- **DIRECTIONS**
Without the pictures, reproduce the records that follow exactly.

- **EXCERPTED DATA**
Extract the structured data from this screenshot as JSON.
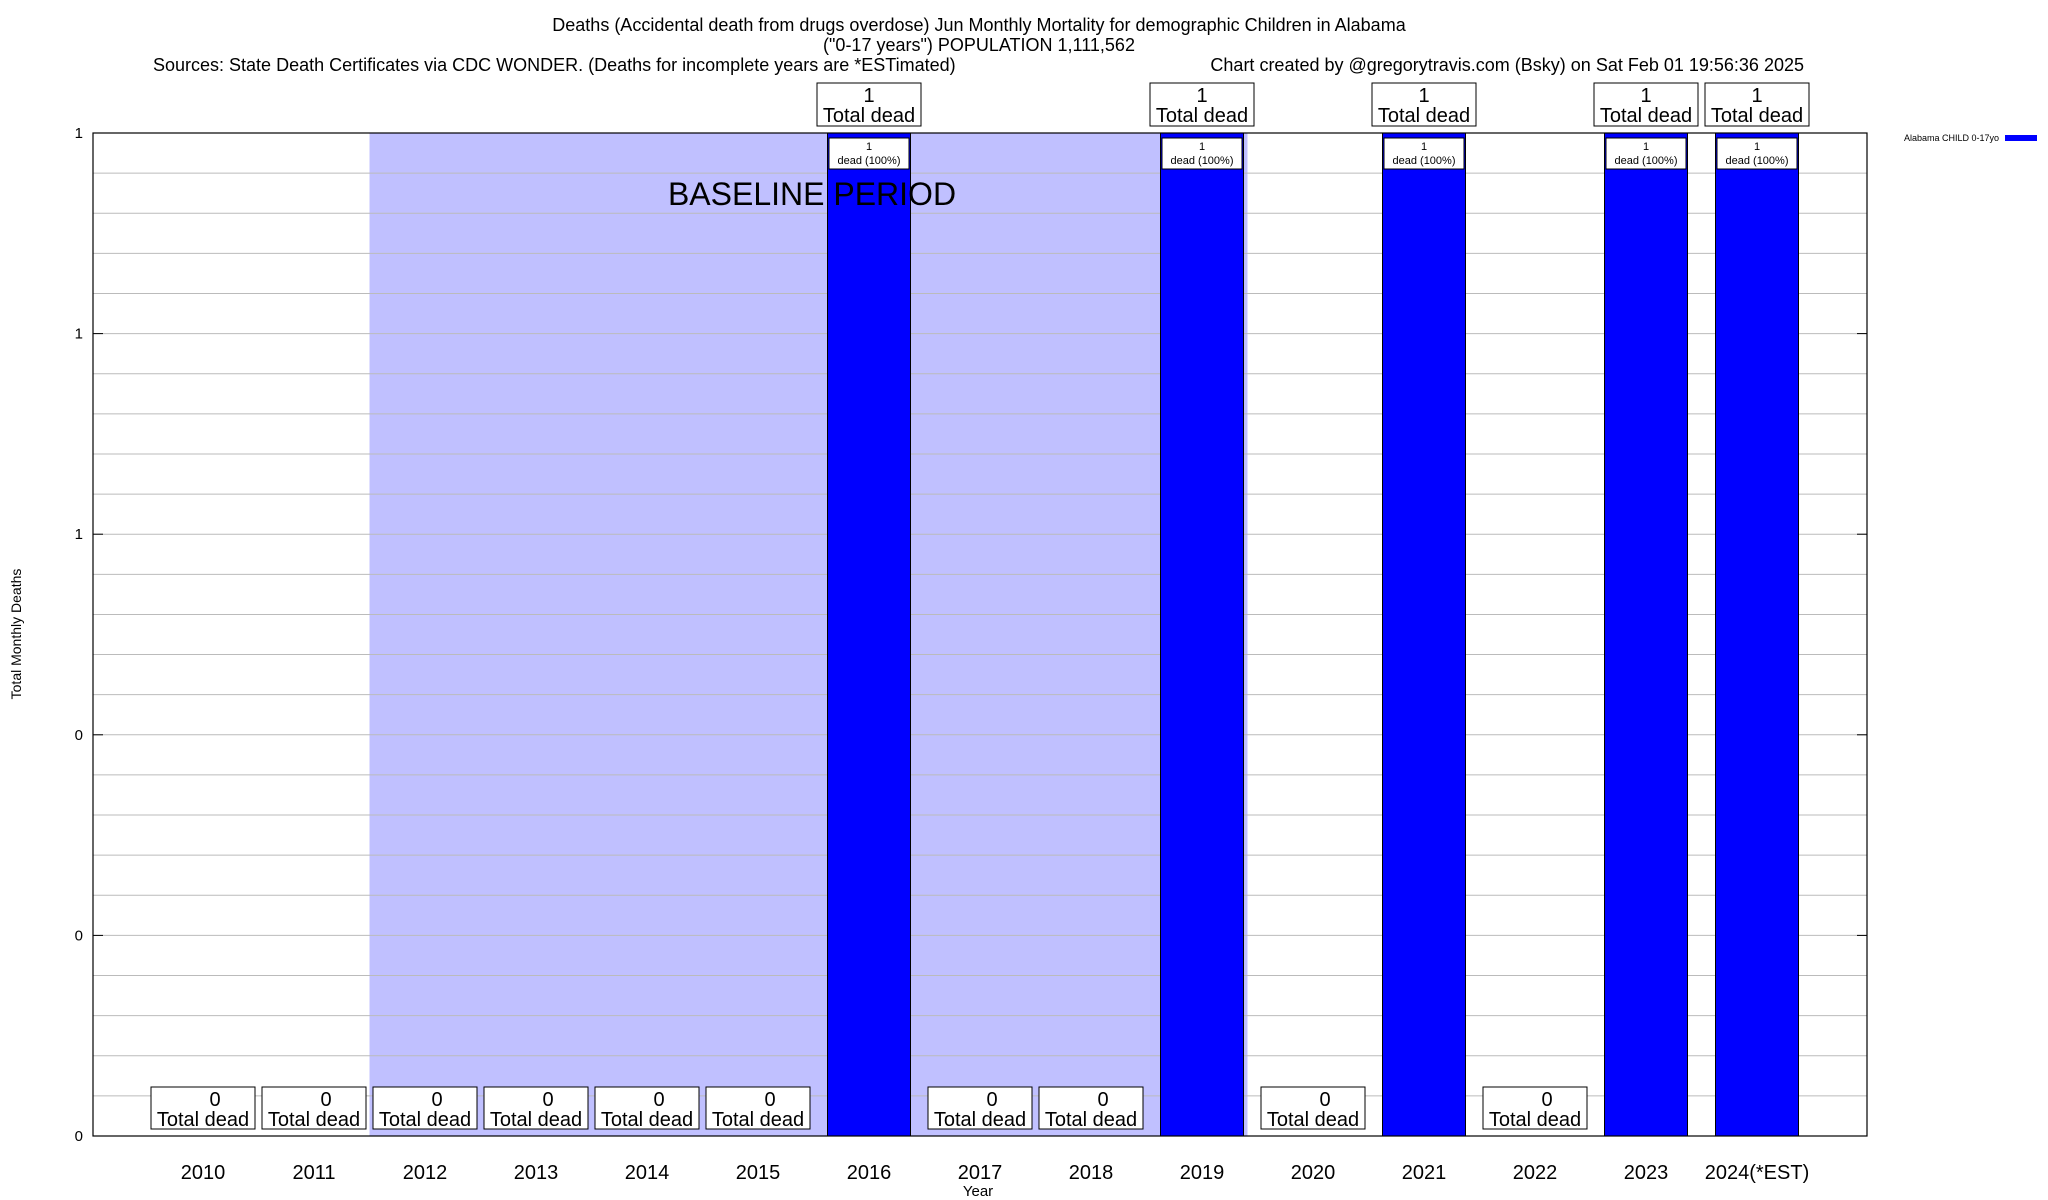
{
  "chart_data": {
    "type": "bar",
    "title_lines": [
      "Deaths (Accidental death from drugs overdose) Jun Monthly Mortality for demographic Children in Alabama",
      "(\"0-17 years\") POPULATION 1,111,562"
    ],
    "source": "Sources: State Death Certificates via CDC WONDER. (Deaths for incomplete years are *ESTimated)",
    "credit": "Chart created by @gregorytravis.com (Bsky) on Sat Feb 01 19:56:36 2025",
    "xlabel": "Year",
    "ylabel": "Total Monthly Deaths",
    "ylim": [
      0,
      1
    ],
    "ytick_labels": [
      "0",
      "0",
      "0",
      "1",
      "1",
      "1"
    ],
    "grid": true,
    "categories": [
      "2010",
      "2011",
      "2012",
      "2013",
      "2014",
      "2015",
      "2016",
      "2017",
      "2018",
      "2019",
      "2020",
      "2021",
      "2022",
      "2023",
      "2024(*EST)"
    ],
    "series": [
      {
        "name": "Alabama CHILD 0-17yo",
        "color": "#0000ff",
        "values": [
          0,
          0,
          0,
          0,
          0,
          0,
          1,
          0,
          0,
          1,
          0,
          1,
          0,
          1,
          1
        ]
      }
    ],
    "total_label_numbers": [
      "0",
      "0",
      "0",
      "0",
      "0",
      "0",
      "1",
      "0",
      "0",
      "1",
      "0",
      "1",
      "0",
      "1",
      "1"
    ],
    "total_label_text": "Total dead",
    "bar_label_number": "1",
    "bar_label_text": "dead (100%)",
    "baseline": {
      "label": "BASELINE PERIOD",
      "from_year": 2012,
      "to_year": 2019,
      "color": "#c0c0ff"
    },
    "legend": {
      "position": "top-right",
      "label": "Alabama CHILD 0-17yo"
    }
  }
}
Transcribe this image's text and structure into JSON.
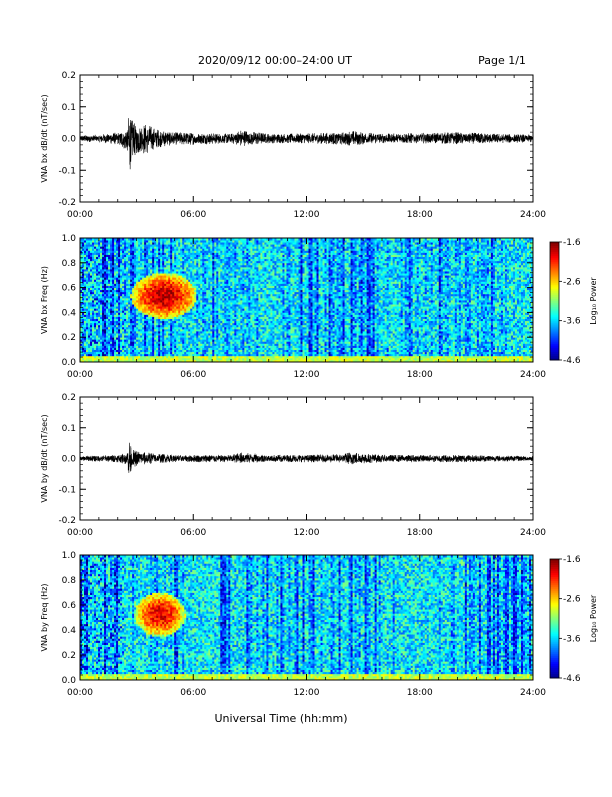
{
  "header": {
    "title": "2020/09/12  00:00–24:00 UT",
    "page": "Page 1/1"
  },
  "footer": {
    "xlabel": "Universal Time (hh:mm)"
  },
  "colorbar": {
    "label": "Log₁₀ Power",
    "ticks": [
      "-1.6",
      "-2.6",
      "-3.6",
      "-4.6"
    ],
    "range": [
      -4.6,
      -1.6
    ]
  },
  "chart_data": [
    {
      "type": "line",
      "ylabel": "VNA bx dB/dt (nT/sec)",
      "xlim": [
        0,
        24
      ],
      "ylim": [
        -0.2,
        0.2
      ],
      "xticks": [
        "00:00",
        "06:00",
        "12:00",
        "18:00",
        "24:00"
      ],
      "yticks": [
        "-0.2",
        "-0.1",
        "0.0",
        "0.1",
        "0.2"
      ],
      "series": [
        {
          "x": [
            0,
            1,
            2,
            2.5,
            2.65,
            2.7,
            2.75,
            3,
            3.5,
            4,
            5,
            6,
            8,
            8.5,
            10,
            12,
            14,
            14.3,
            16,
            18,
            20,
            22,
            24
          ],
          "ymax": [
            0.01,
            0.012,
            0.02,
            0.03,
            0.11,
            0.05,
            0.06,
            0.04,
            0.05,
            0.03,
            0.02,
            0.018,
            0.015,
            0.028,
            0.015,
            0.016,
            0.02,
            0.025,
            0.015,
            0.018,
            0.02,
            0.015,
            0.012
          ],
          "ymin": [
            -0.01,
            -0.012,
            -0.02,
            -0.04,
            -0.14,
            -0.06,
            -0.07,
            -0.05,
            -0.05,
            -0.03,
            -0.02,
            -0.02,
            -0.015,
            -0.025,
            -0.015,
            -0.015,
            -0.02,
            -0.022,
            -0.015,
            -0.015,
            -0.018,
            -0.015,
            -0.012
          ]
        }
      ]
    },
    {
      "type": "heatmap",
      "ylabel": "VNA bx Freq (Hz)",
      "xlim": [
        0,
        24
      ],
      "ylim": [
        0,
        1.0
      ],
      "xticks": [
        "00:00",
        "06:00",
        "12:00",
        "18:00",
        "24:00"
      ],
      "yticks": [
        "0.0",
        "0.2",
        "0.4",
        "0.6",
        "0.8",
        "1.0"
      ],
      "zlim": [
        -4.6,
        -1.6
      ],
      "enhancement": {
        "t_range": [
          2.7,
          6.2
        ],
        "f_range": [
          0.35,
          0.72
        ],
        "peak": -1.8
      }
    },
    {
      "type": "line",
      "ylabel": "VNA by dB/dt (nT/sec)",
      "xlim": [
        0,
        24
      ],
      "ylim": [
        -0.2,
        0.2
      ],
      "xticks": [
        "00:00",
        "06:00",
        "12:00",
        "18:00",
        "24:00"
      ],
      "yticks": [
        "-0.2",
        "-0.1",
        "0.0",
        "0.1",
        "0.2"
      ],
      "series": [
        {
          "x": [
            0,
            1,
            2,
            2.5,
            2.65,
            2.7,
            2.75,
            3,
            3.5,
            4,
            5,
            6,
            8,
            8.5,
            10,
            12,
            14,
            14.3,
            16,
            18,
            20,
            22,
            24
          ],
          "ymax": [
            0.008,
            0.01,
            0.012,
            0.02,
            0.07,
            0.035,
            0.03,
            0.025,
            0.02,
            0.018,
            0.012,
            0.012,
            0.012,
            0.02,
            0.012,
            0.012,
            0.015,
            0.022,
            0.012,
            0.012,
            0.012,
            0.01,
            0.008
          ],
          "ymin": [
            -0.008,
            -0.01,
            -0.012,
            -0.02,
            -0.085,
            -0.04,
            -0.03,
            -0.025,
            -0.02,
            -0.015,
            -0.012,
            -0.012,
            -0.012,
            -0.015,
            -0.012,
            -0.012,
            -0.014,
            -0.02,
            -0.012,
            -0.012,
            -0.012,
            -0.01,
            -0.008
          ]
        }
      ]
    },
    {
      "type": "heatmap",
      "ylabel": "VNA by Freq (Hz)",
      "xlim": [
        0,
        24
      ],
      "ylim": [
        0,
        1.0
      ],
      "xticks": [
        "00:00",
        "06:00",
        "12:00",
        "18:00",
        "24:00"
      ],
      "yticks": [
        "0.0",
        "0.2",
        "0.4",
        "0.6",
        "0.8",
        "1.0"
      ],
      "zlim": [
        -4.6,
        -1.6
      ],
      "enhancement": {
        "t_range": [
          2.9,
          5.6
        ],
        "f_range": [
          0.35,
          0.7
        ],
        "peak": -1.9
      }
    }
  ]
}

- **EXERCISE OUTPUT**
Extract the structured data from this screenshot as JSON.
{
  "chart_data": {
    "type": "bar",
    "title_lines": [
      "Deaths (Accidental death from drugs overdose) Jun Monthly Mortality for demographic Children in Alabama",
      "(\"0-17 years\") POPULATION 1,111,562"
    ],
    "source": "Sources: State Death Certificates via CDC WONDER. (Deaths for incomplete years are *ESTimated)",
    "credit": "Chart created by @gregorytravis.com (Bsky) on Sat Feb 01 19:56:36 2025",
    "xlabel": "Year",
    "ylabel": "Total Monthly Deaths",
    "ylim": [
      0,
      1
    ],
    "ytick_labels": [
      "0",
      "0",
      "0",
      "1",
      "1",
      "1"
    ],
    "grid": true,
    "categories": [
      "2010",
      "2011",
      "2012",
      "2013",
      "2014",
      "2015",
      "2016",
      "2017",
      "2018",
      "2019",
      "2020",
      "2021",
      "2022",
      "2023",
      "2024(*EST)"
    ],
    "series": [
      {
        "name": "Alabama CHILD 0-17yo",
        "color": "#0000ff",
        "values": [
          0,
          0,
          0,
          0,
          0,
          0,
          1,
          0,
          0,
          1,
          0,
          1,
          0,
          1,
          1
        ]
      }
    ],
    "total_label_numbers": [
      "0",
      "0",
      "0",
      "0",
      "0",
      "0",
      "1",
      "0",
      "0",
      "1",
      "0",
      "1",
      "0",
      "1",
      "1"
    ],
    "total_label_text": "Total dead",
    "bar_label_number": "1",
    "bar_label_text": "dead (100%)",
    "baseline": {
      "label": "BASELINE PERIOD",
      "from_year": 2012,
      "to_year": 2019,
      "color": "#c0c0ff"
    },
    "legend": {
      "position": "top-right",
      "label": "Alabama CHILD 0-17yo"
    }
  }
}
Transcribe this image's text and structure into JSON.
{
  "header": {
    "title": "2020/09/12  00:00–24:00 UT",
    "page": "Page 1/1"
  },
  "footer": {
    "xlabel": "Universal Time (hh:mm)"
  },
  "colorbar": {
    "label": "Log₁₀ Power",
    "ticks": [
      "-1.6",
      "-2.6",
      "-3.6",
      "-4.6"
    ],
    "range": [
      -4.6,
      -1.6
    ]
  },
  "chart_data": [
    {
      "type": "line",
      "ylabel": "VNA bx dB/dt (nT/sec)",
      "xlim": [
        0,
        24
      ],
      "ylim": [
        -0.2,
        0.2
      ],
      "xticks": [
        "00:00",
        "06:00",
        "12:00",
        "18:00",
        "24:00"
      ],
      "yticks": [
        "-0.2",
        "-0.1",
        "0.0",
        "0.1",
        "0.2"
      ],
      "series": [
        {
          "x": [
            0,
            1,
            2,
            2.5,
            2.65,
            2.7,
            2.75,
            3,
            3.5,
            4,
            5,
            6,
            8,
            8.5,
            10,
            12,
            14,
            14.3,
            16,
            18,
            20,
            22,
            24
          ],
          "ymax": [
            0.01,
            0.012,
            0.02,
            0.03,
            0.11,
            0.05,
            0.06,
            0.04,
            0.05,
            0.03,
            0.02,
            0.018,
            0.015,
            0.028,
            0.015,
            0.016,
            0.02,
            0.025,
            0.015,
            0.018,
            0.02,
            0.015,
            0.012
          ],
          "ymin": [
            -0.01,
            -0.012,
            -0.02,
            -0.04,
            -0.14,
            -0.06,
            -0.07,
            -0.05,
            -0.05,
            -0.03,
            -0.02,
            -0.02,
            -0.015,
            -0.025,
            -0.015,
            -0.015,
            -0.02,
            -0.022,
            -0.015,
            -0.015,
            -0.018,
            -0.015,
            -0.012
          ]
        }
      ]
    },
    {
      "type": "heatmap",
      "ylabel": "VNA bx Freq (Hz)",
      "xlim": [
        0,
        24
      ],
      "ylim": [
        0,
        1.0
      ],
      "xticks": [
        "00:00",
        "06:00",
        "12:00",
        "18:00",
        "24:00"
      ],
      "yticks": [
        "0.0",
        "0.2",
        "0.4",
        "0.6",
        "0.8",
        "1.0"
      ],
      "zlim": [
        -4.6,
        -1.6
      ],
      "enhancement": {
        "t_range": [
          2.7,
          6.2
        ],
        "f_range": [
          0.35,
          0.72
        ],
        "peak": -1.8
      }
    },
    {
      "type": "line",
      "ylabel": "VNA by dB/dt (nT/sec)",
      "xlim": [
        0,
        24
      ],
      "ylim": [
        -0.2,
        0.2
      ],
      "xticks": [
        "00:00",
        "06:00",
        "12:00",
        "18:00",
        "24:00"
      ],
      "yticks": [
        "-0.2",
        "-0.1",
        "0.0",
        "0.1",
        "0.2"
      ],
      "series": [
        {
          "x": [
            0,
            1,
            2,
            2.5,
            2.65,
            2.7,
            2.75,
            3,
            3.5,
            4,
            5,
            6,
            8,
            8.5,
            10,
            12,
            14,
            14.3,
            16,
            18,
            20,
            22,
            24
          ],
          "ymax": [
            0.008,
            0.01,
            0.012,
            0.02,
            0.07,
            0.035,
            0.03,
            0.025,
            0.02,
            0.018,
            0.012,
            0.012,
            0.012,
            0.02,
            0.012,
            0.012,
            0.015,
            0.022,
            0.012,
            0.012,
            0.012,
            0.01,
            0.008
          ],
          "ymin": [
            -0.008,
            -0.01,
            -0.012,
            -0.02,
            -0.085,
            -0.04,
            -0.03,
            -0.025,
            -0.02,
            -0.015,
            -0.012,
            -0.012,
            -0.012,
            -0.015,
            -0.012,
            -0.012,
            -0.014,
            -0.02,
            -0.012,
            -0.012,
            -0.012,
            -0.01,
            -0.008
          ]
        }
      ]
    },
    {
      "type": "heatmap",
      "ylabel": "VNA by Freq (Hz)",
      "xlim": [
        0,
        24
      ],
      "ylim": [
        0,
        1.0
      ],
      "xticks": [
        "00:00",
        "06:00",
        "12:00",
        "18:00",
        "24:00"
      ],
      "yticks": [
        "0.0",
        "0.2",
        "0.4",
        "0.6",
        "0.8",
        "1.0"
      ],
      "zlim": [
        -4.6,
        -1.6
      ],
      "enhancement": {
        "t_range": [
          2.9,
          5.6
        ],
        "f_range": [
          0.35,
          0.7
        ],
        "peak": -1.9
      }
    }
  ]
}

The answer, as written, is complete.